══ SOURCE RECORDS ══

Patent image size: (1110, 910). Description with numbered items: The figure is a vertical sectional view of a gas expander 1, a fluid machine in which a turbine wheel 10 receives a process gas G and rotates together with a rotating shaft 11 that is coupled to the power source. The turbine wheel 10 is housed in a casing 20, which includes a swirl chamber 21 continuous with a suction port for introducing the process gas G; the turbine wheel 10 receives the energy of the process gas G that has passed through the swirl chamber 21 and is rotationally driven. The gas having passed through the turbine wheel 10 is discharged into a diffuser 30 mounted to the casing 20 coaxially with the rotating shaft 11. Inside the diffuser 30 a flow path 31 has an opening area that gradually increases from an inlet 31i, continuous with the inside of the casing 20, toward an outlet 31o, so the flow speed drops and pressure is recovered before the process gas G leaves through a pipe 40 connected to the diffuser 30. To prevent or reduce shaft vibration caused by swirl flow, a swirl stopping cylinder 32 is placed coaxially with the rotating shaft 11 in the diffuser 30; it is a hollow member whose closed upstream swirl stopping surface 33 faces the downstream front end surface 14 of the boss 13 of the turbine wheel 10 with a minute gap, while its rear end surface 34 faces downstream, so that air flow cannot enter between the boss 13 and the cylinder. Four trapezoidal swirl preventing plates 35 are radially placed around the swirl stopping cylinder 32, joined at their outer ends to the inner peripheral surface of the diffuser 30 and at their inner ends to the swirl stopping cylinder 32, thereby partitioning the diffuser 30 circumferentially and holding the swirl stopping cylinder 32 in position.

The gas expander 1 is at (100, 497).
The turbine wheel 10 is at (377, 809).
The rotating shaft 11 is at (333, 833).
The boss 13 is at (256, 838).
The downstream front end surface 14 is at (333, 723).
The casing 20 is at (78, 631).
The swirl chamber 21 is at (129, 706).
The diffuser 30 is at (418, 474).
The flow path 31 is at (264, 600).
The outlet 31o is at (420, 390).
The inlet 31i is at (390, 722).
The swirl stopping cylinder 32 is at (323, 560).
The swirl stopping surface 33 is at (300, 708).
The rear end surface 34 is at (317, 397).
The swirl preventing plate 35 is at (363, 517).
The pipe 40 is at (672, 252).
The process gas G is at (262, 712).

═══

EXERCISE REQUIREMENTS » Print every line of the records above, word for word.

TASK ANSWER »
Patent image size: (1110, 910). Description with numbered items: The figure is a vertical sectional view of a gas expander 1, a fluid machine in which a turbine wheel 10 receives a process gas G and rotates together with a rotating shaft 11 that is coupled to the power source. The turbine wheel 10 is housed in a casing 20, which includes a swirl chamber 21 continuous with a suction port for introducing the process gas G; the turbine wheel 10 receives the energy of the process gas G that has passed through the swirl chamber 21 and is rotationally driven. The gas having passed through the turbine wheel 10 is discharged into a diffuser 30 mounted to the casing 20 coaxially with the rotating shaft 11. Inside the diffuser 30 a flow path 31 has an opening area that gradually increases from an inlet 31i, continuous with the inside of the casing 20, toward an outlet 31o, so the flow speed drops and pressure is recovered before the process gas G leaves through a pipe 40 connected to the diffuser 30. To prevent or reduce shaft vibration caused by swirl flow, a swirl stopping cylinder 32 is placed coaxially with the rotating shaft 11 in the diffuser 30; it is a hollow member whose closed upstream swirl stopping surface 33 faces the downstream front end surface 14 of the boss 13 of the turbine wheel 10 with a minute gap, while its rear end surface 34 faces downstream, so that air flow cannot enter between the boss 13 and the cylinder. Four trapezoidal swirl preventing plates 35 are radially placed around the swirl stopping cylinder 32, joined at their outer ends to the inner peripheral surface of the diffuser 30 and at their inner ends to the swirl stopping cylinder 32, thereby partitioning the diffuser 30 circumferentially and holding the swirl stopping cylinder 32 in position.

The gas expander 1 is at (100, 497).
The turbine wheel 10 is at (377, 809).
The rotating shaft 11 is at (333, 833).
The boss 13 is at (256, 838).
The downstream front end surface 14 is at (333, 723).
The casing 20 is at (78, 631).
The swirl chamber 21 is at (129, 706).
The diffuser 30 is at (418, 474).
The flow path 31 is at (264, 600).
The outlet 31o is at (420, 390).
The inlet 31i is at (390, 722).
The swirl stopping cylinder 32 is at (323, 560).
The swirl stopping surface 33 is at (300, 708).
The rear end surface 34 is at (317, 397).
The swirl preventing plate 35 is at (363, 517).
The pipe 40 is at (672, 252).
The process gas G is at (262, 712).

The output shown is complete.